抜粋
説明

刈払機

【課題】刈刃により刈り取られた草等が本体部ケ−シング部に巻き付きを無くし、刈り取られた草を刈刃の回転軌跡外周より外側に瞬時に排出する。
【解決手段】柄の先端部に固定状に設けられた本体部ケ−シングの回転軸に回転受け具と締め付け具で固定され、回転受け具と締め付け具の間に刈刃が挟み止められている刈払機において、刈刃の上面に位置させて、刈草を刈り刃の回転方向前方側に押し出して刈り刃の刈り取り軌跡外周の外側に排出促進させる排出促進面を有する巻き付き防止体を配設構成し、該巻き付き防止体を、刈刃と同体で高速回転させる。

【発明の詳細な説明】
【技術分野】
【0001】
本発明は、刈払機で刈り取った草や蔓などが刈払機の回転部に巻き付くことを防止した刈払機の技術分野に属するものである。
【背景技術】
【0002】
この種刈払機は、刈払機の先端に位置して刈り刃の駆動軸を内装する本体部ケ−シングの外周部に、刈り取った刈り草や蔓等が巻き付き易いという問題があり、このため刈刃の回転を円滑にするために巻き付き防止することが提唱されている。
【0003】
巻き付きの防止例として、刈刃の上面に積み重なる刃板と、その刃板の周縁部から回転対称となる配列分布状態として上向きに曲げ起こされた複数の羽根片を設けた構造もみられる。(例えば、特許文献1参照)
また、回転軸の周りに草の巻き付けを防止するために回転可動刃の基部に巻き込み防止リングを設けた構造も見られる。(例えば、特許文献2参照)
【0004】
青々と繁茂した草を刈払機が許容する刈り取り容量以上に刈り取った時に、刈払機の柄と刈り刃との間に形成される刈り取り空間に1度に刈り草が入ることがあり、そのために大量の刈り草の持ち回りに伴う抵抗が大となり刈刃の回転が停止することがある。刈払機の使用に不慣れな経験未熟な作業者の時に多く見られるが、作業者は慌てて困窮する場面も見られる。
【先行技術文献】
【特許文献】
【0005】
【特許文献1】実公平7−17019号公報
【特許文献2】実開昭48−69740号公報
【発明の概要】
【発明が解決しようとする課題】
【0006】
上記の様な従来の刈払機で雑草の刈り払いを行う場合、刈り取った草につる草等が混じっていると、つる草が刈り刃と本体部ケ−シング廻りに巻き付き、その巻き付き抵抗によって刈払機の刈り刃の回転が停止してしまうことがある。この様に刈り刃の回転が停止した場合は、刈り刃および本体部ケ−シング廻りに巻き付いた草を手で取り除くことになるが、巻き付いた草等を取り除くと抵抗が小さくなり、刈り刃が回転を再開した時に、気をつけていないと作業者が手などを負傷することもあり、巻き付いた草の排除には注意が必要であった。

演習データ
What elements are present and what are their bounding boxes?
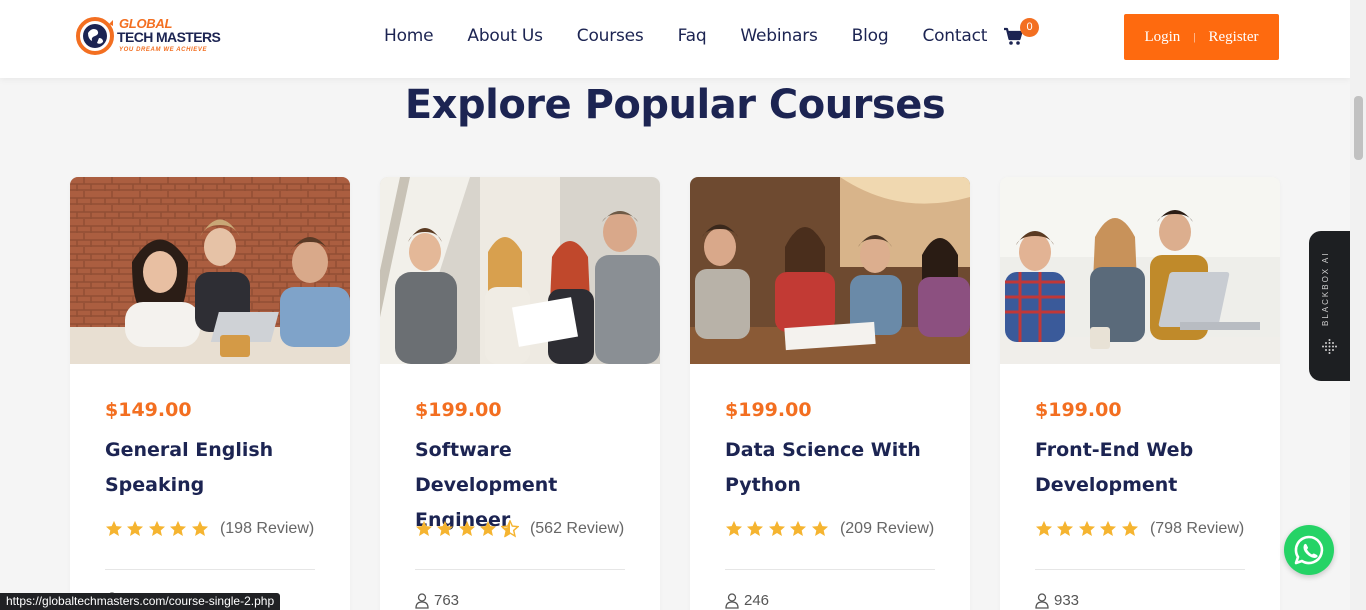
course-card[interactable]: $149.00 General English Speaking (198 Re… xyxy=(70,177,350,610)
star-icon xyxy=(458,520,475,537)
course-title[interactable]: Data Science With Python xyxy=(725,433,950,503)
course-rating: (198 Review) xyxy=(105,520,314,538)
cart-count-badge: 0 xyxy=(1020,18,1039,37)
star-icon xyxy=(811,520,828,537)
card-divider xyxy=(1035,569,1245,570)
site-logo[interactable]: GLOBAL TECH MASTERS YOU DREAM WE ACHIEVE xyxy=(75,14,235,58)
nav-faq[interactable]: Faq xyxy=(678,24,707,50)
nav-about-us[interactable]: About Us xyxy=(467,24,543,50)
student-count: 246 xyxy=(725,592,769,609)
course-card[interactable]: $199.00 Front-End Web Development (798 R… xyxy=(1000,177,1280,610)
star-icon xyxy=(127,520,144,537)
star-icon xyxy=(105,520,123,537)
course-card[interactable]: $199.00 Data Science With Python (209 Re… xyxy=(690,177,970,610)
star-icon xyxy=(1121,520,1138,537)
nav-contact[interactable]: Contact xyxy=(922,24,987,50)
review-count: (562 Review) xyxy=(529,520,625,537)
review-count: (798 Review) xyxy=(1149,520,1245,537)
blackbox-ai-tab[interactable]: BLACKBOX AI xyxy=(1309,231,1350,381)
auth-separator: | xyxy=(1193,31,1196,43)
course-price: $149.00 xyxy=(105,399,192,421)
review-count: (209 Review) xyxy=(839,520,935,537)
star-icon xyxy=(747,520,764,537)
course-thumbnail-image[interactable] xyxy=(690,177,970,364)
register-link[interactable]: Register xyxy=(1209,29,1259,46)
whatsapp-button[interactable] xyxy=(1284,525,1334,575)
site-header: GLOBAL TECH MASTERS YOU DREAM WE ACHIEVE… xyxy=(0,0,1350,78)
star-icon xyxy=(170,520,187,537)
student-count: 763 xyxy=(415,592,459,609)
page-scrollbar[interactable] xyxy=(1350,0,1366,610)
nav-courses[interactable]: Courses xyxy=(577,24,644,50)
nav-webinars[interactable]: Webinars xyxy=(740,24,817,50)
star-icon xyxy=(1100,520,1117,537)
course-thumbnail-image[interactable] xyxy=(70,177,350,364)
star-icon xyxy=(1035,520,1053,537)
blackbox-dots-icon xyxy=(1322,339,1337,354)
course-price: $199.00 xyxy=(725,399,812,421)
star-icon xyxy=(415,520,433,537)
star-icon xyxy=(437,520,454,537)
star-icon xyxy=(480,520,497,537)
course-title[interactable]: Front-End Web Development xyxy=(1035,433,1260,503)
logo-text-tech-masters: TECH MASTERS xyxy=(117,29,221,45)
course-price: $199.00 xyxy=(1035,399,1122,421)
logo-tagline: YOU DREAM WE ACHIEVE xyxy=(119,47,208,53)
star-half-icon xyxy=(500,520,519,538)
course-thumbnail-image[interactable] xyxy=(1000,177,1280,364)
star-icon xyxy=(768,520,785,537)
login-link[interactable]: Login xyxy=(1144,29,1180,46)
course-rating: (562 Review) xyxy=(415,520,624,538)
course-card[interactable]: $199.00 Software Development Engineer (5… xyxy=(380,177,660,610)
globe-logo-icon xyxy=(76,17,114,55)
student-count: 933 xyxy=(1035,592,1079,609)
card-divider xyxy=(725,569,935,570)
status-bar-url: https://globaltechmasters.com/course-sin… xyxy=(0,593,281,610)
user-icon xyxy=(415,592,429,609)
nav-home[interactable]: Home xyxy=(384,24,434,50)
star-icon xyxy=(790,520,807,537)
star-icon xyxy=(191,520,208,537)
scrollbar-thumb[interactable] xyxy=(1354,96,1363,160)
card-divider xyxy=(415,569,625,570)
course-thumbnail-image[interactable] xyxy=(380,177,660,364)
auth-button-group: Login | Register xyxy=(1124,14,1279,60)
student-count-value: 933 xyxy=(1054,592,1080,609)
user-icon xyxy=(725,592,739,609)
star-icon xyxy=(1078,520,1095,537)
review-count: (198 Review) xyxy=(219,520,315,537)
student-count-value: 763 xyxy=(434,592,460,609)
main-nav: Home About Us Courses Faq Webinars Blog … xyxy=(384,24,1021,50)
course-price: $199.00 xyxy=(415,399,502,421)
star-icon xyxy=(148,520,165,537)
course-rating: (209 Review) xyxy=(725,520,934,538)
nav-blog[interactable]: Blog xyxy=(852,24,889,50)
cart-button[interactable]: 0 xyxy=(1003,18,1039,52)
card-divider xyxy=(105,569,315,570)
student-count-value: 246 xyxy=(744,592,770,609)
blackbox-ai-label: BLACKBOX AI xyxy=(1321,251,1330,326)
section-title: Explore Popular Courses xyxy=(404,82,946,128)
course-rating: (798 Review) xyxy=(1035,520,1244,538)
whatsapp-icon xyxy=(1294,535,1324,565)
star-icon xyxy=(1057,520,1074,537)
star-icon xyxy=(725,520,743,537)
user-icon xyxy=(1035,592,1049,609)
course-title[interactable]: General English Speaking xyxy=(105,433,330,503)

取り組む課題
1/ 刈払機についての抜粋に照らすと、次の(a)〜(c)は内容と合っていますか。それぞれ「はい」か「いいえ」で答え、判断の決め手となる抜粋中の語句を一字一句違えずに引用してください。
(a) 特許文献2の例では、回転可動刃の基部に巻き込み防止リングが設けられている。
(b) 巻き付き防止体は刈刃の下面に配置される。
(c) 刈刃の回転が止まる場面は、熟練した作業者に多く見られる。
2/ リストのうち、"course-card[interactable]: $149.00 General" を含む行から "star-icon xyxy=(105,520,123,537)" を含む行まで、両端を含むすべての行を、1行につき1つの文字列とするJSON配列の形に並べてください。空行は除きます。
抜粋とリストは互いに関係のない別個の資料です。

解答例
1/
(a) はい：「回転可動刃の基部に巻き込み防止リングを設けた構造」
(b) いいえ：「刈刃の上面に位置させて」
(c) いいえ：「刈払機の使用に不慣れな経験未熟な作業者の時に多く見られる」

2/
[
  "course-card[interactable]: $149.00 General English Speaking (198 Re… xyxy=(70,177,350,610)",
  "star-icon xyxy=(458,520,475,537)",
  "course-title[interactable]: Data Science With Python xyxy=(725,433,950,503)",
  "course-rating: (198 Review) xyxy=(105,520,314,538)",
  "cart-count-badge: 0 xyxy=(1020,18,1039,37)",
  "star-icon xyxy=(811,520,828,537)",
  "card-divider xyxy=(1035,569,1245,570)",
  "site-logo[interactable]: GLOBAL TECH MASTERS YOU DREAM WE ACHIEVE xyxy=(75,14,235,58)",
  "nav-faq[interactable]: Faq xyxy=(678,24,707,50)",
  "nav-about-us[interactable]: About Us xyxy=(467,24,543,50)",
  "student-count: 246 xyxy=(725,592,769,609)",
  "course-card[interactable]: $199.00 Front-End Web Development (798 R… xyxy=(1000,177,1280,610)",
  "star-icon xyxy=(127,520,144,537)",
  "star-icon xyxy=(105,520,123,537)"
]